Repeat the entries below exactly as they appear, with no pictures.

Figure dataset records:
++++++++++++++++++++

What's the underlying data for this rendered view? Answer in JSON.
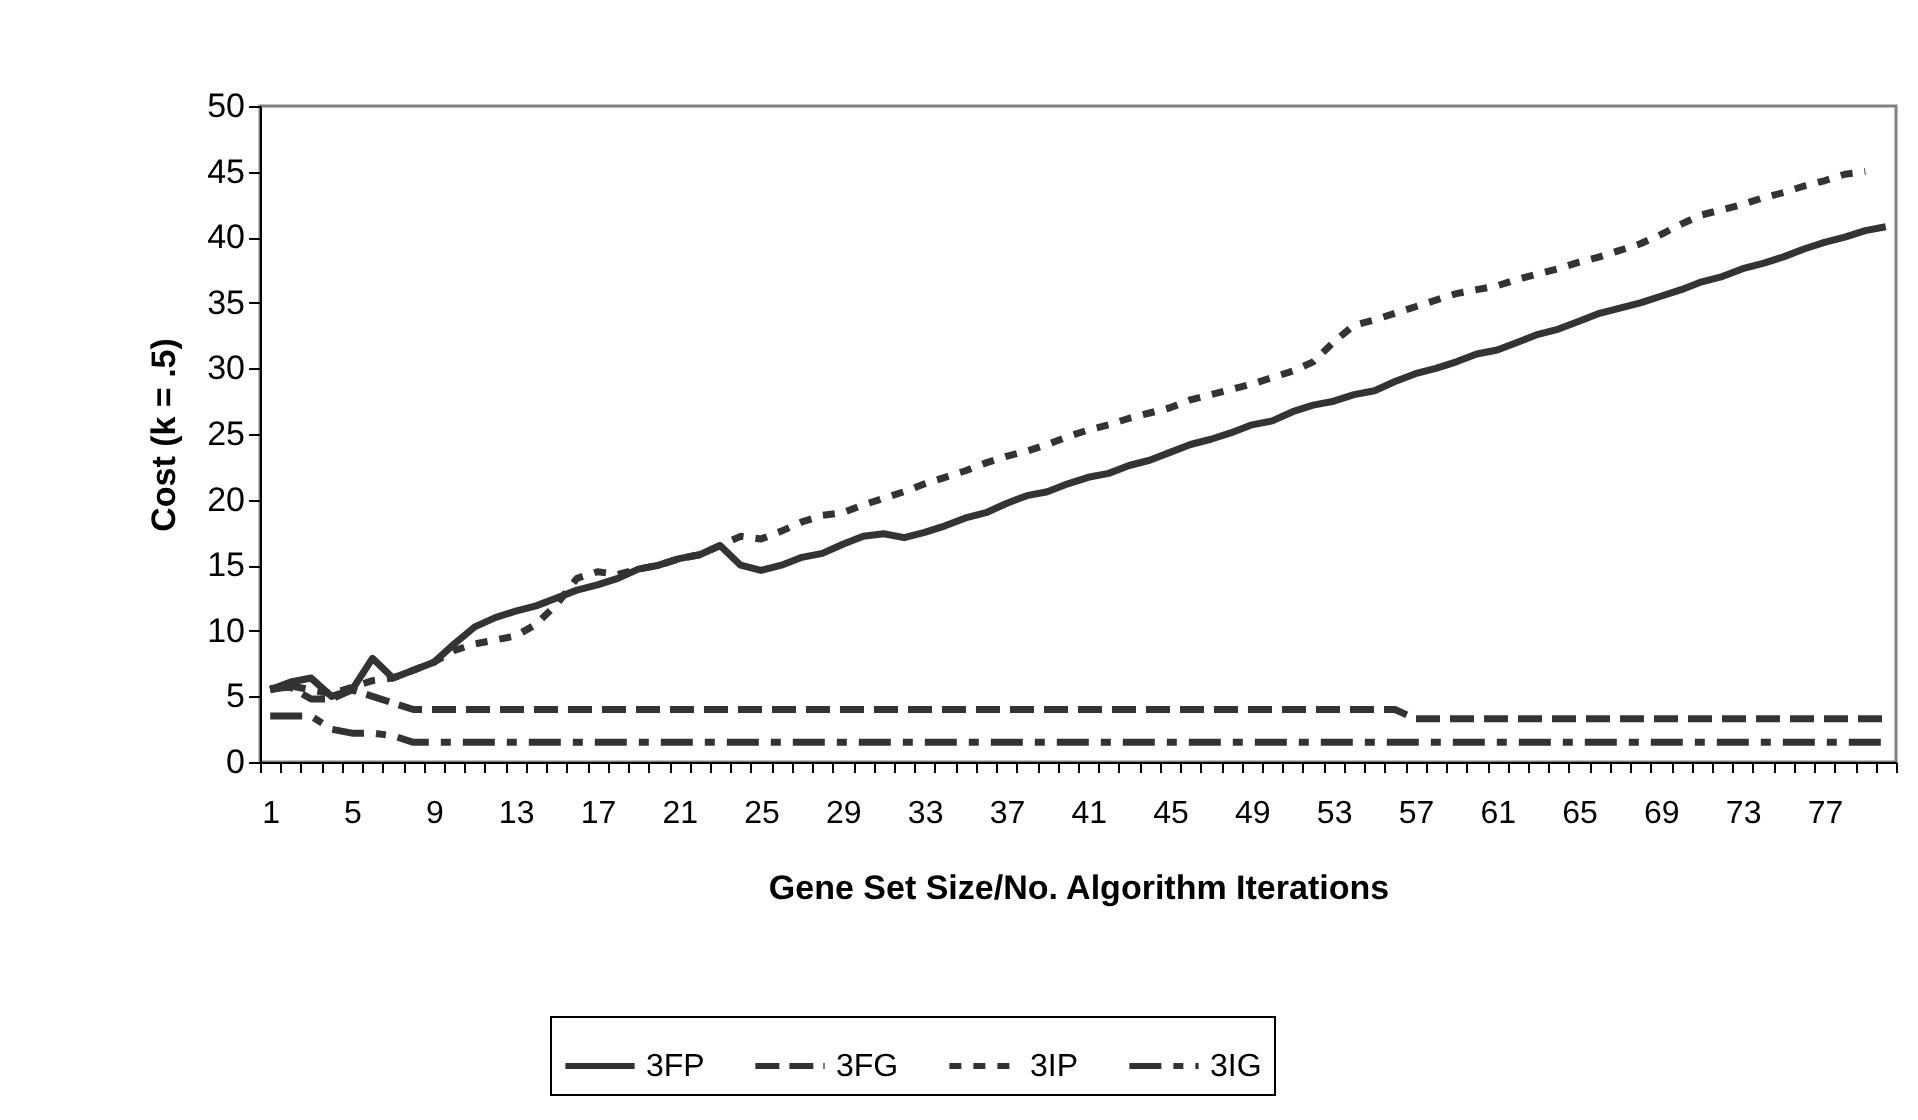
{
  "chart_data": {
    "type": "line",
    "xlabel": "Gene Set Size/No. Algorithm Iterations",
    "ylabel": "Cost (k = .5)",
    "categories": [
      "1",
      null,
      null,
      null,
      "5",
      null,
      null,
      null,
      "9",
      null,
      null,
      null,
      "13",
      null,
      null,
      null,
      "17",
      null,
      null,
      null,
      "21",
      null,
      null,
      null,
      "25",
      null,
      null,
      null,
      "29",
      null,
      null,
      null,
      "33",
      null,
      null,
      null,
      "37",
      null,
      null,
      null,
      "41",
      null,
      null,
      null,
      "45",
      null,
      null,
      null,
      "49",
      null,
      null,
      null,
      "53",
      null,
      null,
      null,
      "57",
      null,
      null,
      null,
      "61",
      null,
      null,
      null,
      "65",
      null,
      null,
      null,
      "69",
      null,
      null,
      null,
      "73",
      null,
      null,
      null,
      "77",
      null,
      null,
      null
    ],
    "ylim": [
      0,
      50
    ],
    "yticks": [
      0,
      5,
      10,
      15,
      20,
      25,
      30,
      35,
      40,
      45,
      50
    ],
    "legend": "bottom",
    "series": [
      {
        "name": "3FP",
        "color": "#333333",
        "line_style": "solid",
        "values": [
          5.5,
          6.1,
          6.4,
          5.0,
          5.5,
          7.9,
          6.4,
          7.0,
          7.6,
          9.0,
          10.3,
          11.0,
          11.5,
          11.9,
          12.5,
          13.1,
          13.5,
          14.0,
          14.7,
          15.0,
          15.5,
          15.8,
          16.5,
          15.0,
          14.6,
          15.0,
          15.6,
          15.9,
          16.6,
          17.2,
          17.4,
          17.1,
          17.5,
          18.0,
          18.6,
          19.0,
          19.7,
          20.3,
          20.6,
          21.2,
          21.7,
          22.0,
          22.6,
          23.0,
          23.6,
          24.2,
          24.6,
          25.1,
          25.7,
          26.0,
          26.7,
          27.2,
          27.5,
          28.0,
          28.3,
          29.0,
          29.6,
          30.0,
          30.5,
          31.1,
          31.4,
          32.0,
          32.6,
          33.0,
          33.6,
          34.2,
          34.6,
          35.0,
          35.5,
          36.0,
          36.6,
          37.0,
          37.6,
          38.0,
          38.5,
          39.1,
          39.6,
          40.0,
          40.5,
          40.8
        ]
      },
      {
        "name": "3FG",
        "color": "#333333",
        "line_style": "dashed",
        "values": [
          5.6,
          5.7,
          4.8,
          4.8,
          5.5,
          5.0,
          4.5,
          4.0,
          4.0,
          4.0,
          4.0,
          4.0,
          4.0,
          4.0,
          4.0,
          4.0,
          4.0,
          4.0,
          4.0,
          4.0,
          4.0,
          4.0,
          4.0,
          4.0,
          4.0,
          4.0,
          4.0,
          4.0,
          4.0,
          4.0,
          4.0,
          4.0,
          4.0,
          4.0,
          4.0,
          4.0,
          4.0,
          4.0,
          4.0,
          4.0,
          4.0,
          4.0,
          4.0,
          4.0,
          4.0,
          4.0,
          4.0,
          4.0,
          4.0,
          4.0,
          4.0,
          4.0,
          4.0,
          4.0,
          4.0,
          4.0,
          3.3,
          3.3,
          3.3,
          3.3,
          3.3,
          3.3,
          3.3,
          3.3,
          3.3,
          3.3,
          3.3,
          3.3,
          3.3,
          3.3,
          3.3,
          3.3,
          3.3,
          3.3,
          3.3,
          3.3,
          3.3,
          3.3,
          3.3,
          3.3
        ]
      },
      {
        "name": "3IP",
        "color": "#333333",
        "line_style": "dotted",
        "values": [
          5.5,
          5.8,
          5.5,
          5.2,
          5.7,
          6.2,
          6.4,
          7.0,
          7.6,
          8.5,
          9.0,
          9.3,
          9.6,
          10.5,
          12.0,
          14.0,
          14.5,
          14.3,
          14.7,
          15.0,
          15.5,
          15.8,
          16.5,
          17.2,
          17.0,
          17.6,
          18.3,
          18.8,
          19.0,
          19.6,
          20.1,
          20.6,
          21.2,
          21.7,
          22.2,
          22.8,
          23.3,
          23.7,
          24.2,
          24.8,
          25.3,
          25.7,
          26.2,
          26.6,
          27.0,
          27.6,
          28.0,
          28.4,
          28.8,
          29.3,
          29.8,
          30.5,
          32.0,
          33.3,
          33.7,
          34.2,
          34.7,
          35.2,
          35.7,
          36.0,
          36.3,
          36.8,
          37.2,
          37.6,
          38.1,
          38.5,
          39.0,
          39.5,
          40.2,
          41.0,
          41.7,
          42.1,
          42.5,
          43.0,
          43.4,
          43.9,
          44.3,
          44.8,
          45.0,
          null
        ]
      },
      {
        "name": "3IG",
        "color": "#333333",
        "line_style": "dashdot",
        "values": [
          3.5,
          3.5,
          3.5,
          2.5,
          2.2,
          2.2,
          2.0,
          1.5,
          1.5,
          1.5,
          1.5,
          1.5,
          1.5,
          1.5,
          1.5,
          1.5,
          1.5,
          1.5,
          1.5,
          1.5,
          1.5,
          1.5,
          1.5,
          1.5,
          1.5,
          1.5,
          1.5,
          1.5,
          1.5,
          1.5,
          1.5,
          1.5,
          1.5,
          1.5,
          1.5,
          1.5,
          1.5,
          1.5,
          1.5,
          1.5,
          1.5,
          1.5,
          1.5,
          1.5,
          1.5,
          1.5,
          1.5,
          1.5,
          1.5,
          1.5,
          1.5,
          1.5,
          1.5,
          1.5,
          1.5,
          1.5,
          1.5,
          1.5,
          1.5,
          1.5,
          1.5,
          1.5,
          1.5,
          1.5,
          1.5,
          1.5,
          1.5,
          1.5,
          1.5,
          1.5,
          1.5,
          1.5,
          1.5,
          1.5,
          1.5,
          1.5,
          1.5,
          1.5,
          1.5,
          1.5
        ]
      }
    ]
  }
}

++++++++++++++++++++

- [EXERCISE RESULT]
What's the underlying data for this rendered view? Answer in JSON.
{
  "chart_data": {
    "type": "line",
    "xlabel": "Gene Set Size/No. Algorithm Iterations",
    "ylabel": "Cost (k = .5)",
    "categories": [
      "1",
      null,
      null,
      null,
      "5",
      null,
      null,
      null,
      "9",
      null,
      null,
      null,
      "13",
      null,
      null,
      null,
      "17",
      null,
      null,
      null,
      "21",
      null,
      null,
      null,
      "25",
      null,
      null,
      null,
      "29",
      null,
      null,
      null,
      "33",
      null,
      null,
      null,
      "37",
      null,
      null,
      null,
      "41",
      null,
      null,
      null,
      "45",
      null,
      null,
      null,
      "49",
      null,
      null,
      null,
      "53",
      null,
      null,
      null,
      "57",
      null,
      null,
      null,
      "61",
      null,
      null,
      null,
      "65",
      null,
      null,
      null,
      "69",
      null,
      null,
      null,
      "73",
      null,
      null,
      null,
      "77",
      null,
      null,
      null
    ],
    "ylim": [
      0,
      50
    ],
    "yticks": [
      0,
      5,
      10,
      15,
      20,
      25,
      30,
      35,
      40,
      45,
      50
    ],
    "legend": "bottom",
    "series": [
      {
        "name": "3FP",
        "color": "#333333",
        "line_style": "solid",
        "values": [
          5.5,
          6.1,
          6.4,
          5.0,
          5.5,
          7.9,
          6.4,
          7.0,
          7.6,
          9.0,
          10.3,
          11.0,
          11.5,
          11.9,
          12.5,
          13.1,
          13.5,
          14.0,
          14.7,
          15.0,
          15.5,
          15.8,
          16.5,
          15.0,
          14.6,
          15.0,
          15.6,
          15.9,
          16.6,
          17.2,
          17.4,
          17.1,
          17.5,
          18.0,
          18.6,
          19.0,
          19.7,
          20.3,
          20.6,
          21.2,
          21.7,
          22.0,
          22.6,
          23.0,
          23.6,
          24.2,
          24.6,
          25.1,
          25.7,
          26.0,
          26.7,
          27.2,
          27.5,
          28.0,
          28.3,
          29.0,
          29.6,
          30.0,
          30.5,
          31.1,
          31.4,
          32.0,
          32.6,
          33.0,
          33.6,
          34.2,
          34.6,
          35.0,
          35.5,
          36.0,
          36.6,
          37.0,
          37.6,
          38.0,
          38.5,
          39.1,
          39.6,
          40.0,
          40.5,
          40.8
        ]
      },
      {
        "name": "3FG",
        "color": "#333333",
        "line_style": "dashed",
        "values": [
          5.6,
          5.7,
          4.8,
          4.8,
          5.5,
          5.0,
          4.5,
          4.0,
          4.0,
          4.0,
          4.0,
          4.0,
          4.0,
          4.0,
          4.0,
          4.0,
          4.0,
          4.0,
          4.0,
          4.0,
          4.0,
          4.0,
          4.0,
          4.0,
          4.0,
          4.0,
          4.0,
          4.0,
          4.0,
          4.0,
          4.0,
          4.0,
          4.0,
          4.0,
          4.0,
          4.0,
          4.0,
          4.0,
          4.0,
          4.0,
          4.0,
          4.0,
          4.0,
          4.0,
          4.0,
          4.0,
          4.0,
          4.0,
          4.0,
          4.0,
          4.0,
          4.0,
          4.0,
          4.0,
          4.0,
          4.0,
          3.3,
          3.3,
          3.3,
          3.3,
          3.3,
          3.3,
          3.3,
          3.3,
          3.3,
          3.3,
          3.3,
          3.3,
          3.3,
          3.3,
          3.3,
          3.3,
          3.3,
          3.3,
          3.3,
          3.3,
          3.3,
          3.3,
          3.3,
          3.3
        ]
      },
      {
        "name": "3IP",
        "color": "#333333",
        "line_style": "dotted",
        "values": [
          5.5,
          5.8,
          5.5,
          5.2,
          5.7,
          6.2,
          6.4,
          7.0,
          7.6,
          8.5,
          9.0,
          9.3,
          9.6,
          10.5,
          12.0,
          14.0,
          14.5,
          14.3,
          14.7,
          15.0,
          15.5,
          15.8,
          16.5,
          17.2,
          17.0,
          17.6,
          18.3,
          18.8,
          19.0,
          19.6,
          20.1,
          20.6,
          21.2,
          21.7,
          22.2,
          22.8,
          23.3,
          23.7,
          24.2,
          24.8,
          25.3,
          25.7,
          26.2,
          26.6,
          27.0,
          27.6,
          28.0,
          28.4,
          28.8,
          29.3,
          29.8,
          30.5,
          32.0,
          33.3,
          33.7,
          34.2,
          34.7,
          35.2,
          35.7,
          36.0,
          36.3,
          36.8,
          37.2,
          37.6,
          38.1,
          38.5,
          39.0,
          39.5,
          40.2,
          41.0,
          41.7,
          42.1,
          42.5,
          43.0,
          43.4,
          43.9,
          44.3,
          44.8,
          45.0,
          null
        ]
      },
      {
        "name": "3IG",
        "color": "#333333",
        "line_style": "dashdot",
        "values": [
          3.5,
          3.5,
          3.5,
          2.5,
          2.2,
          2.2,
          2.0,
          1.5,
          1.5,
          1.5,
          1.5,
          1.5,
          1.5,
          1.5,
          1.5,
          1.5,
          1.5,
          1.5,
          1.5,
          1.5,
          1.5,
          1.5,
          1.5,
          1.5,
          1.5,
          1.5,
          1.5,
          1.5,
          1.5,
          1.5,
          1.5,
          1.5,
          1.5,
          1.5,
          1.5,
          1.5,
          1.5,
          1.5,
          1.5,
          1.5,
          1.5,
          1.5,
          1.5,
          1.5,
          1.5,
          1.5,
          1.5,
          1.5,
          1.5,
          1.5,
          1.5,
          1.5,
          1.5,
          1.5,
          1.5,
          1.5,
          1.5,
          1.5,
          1.5,
          1.5,
          1.5,
          1.5,
          1.5,
          1.5,
          1.5,
          1.5,
          1.5,
          1.5,
          1.5,
          1.5,
          1.5,
          1.5,
          1.5,
          1.5,
          1.5,
          1.5,
          1.5,
          1.5,
          1.5,
          1.5
        ]
      }
    ]
  }
}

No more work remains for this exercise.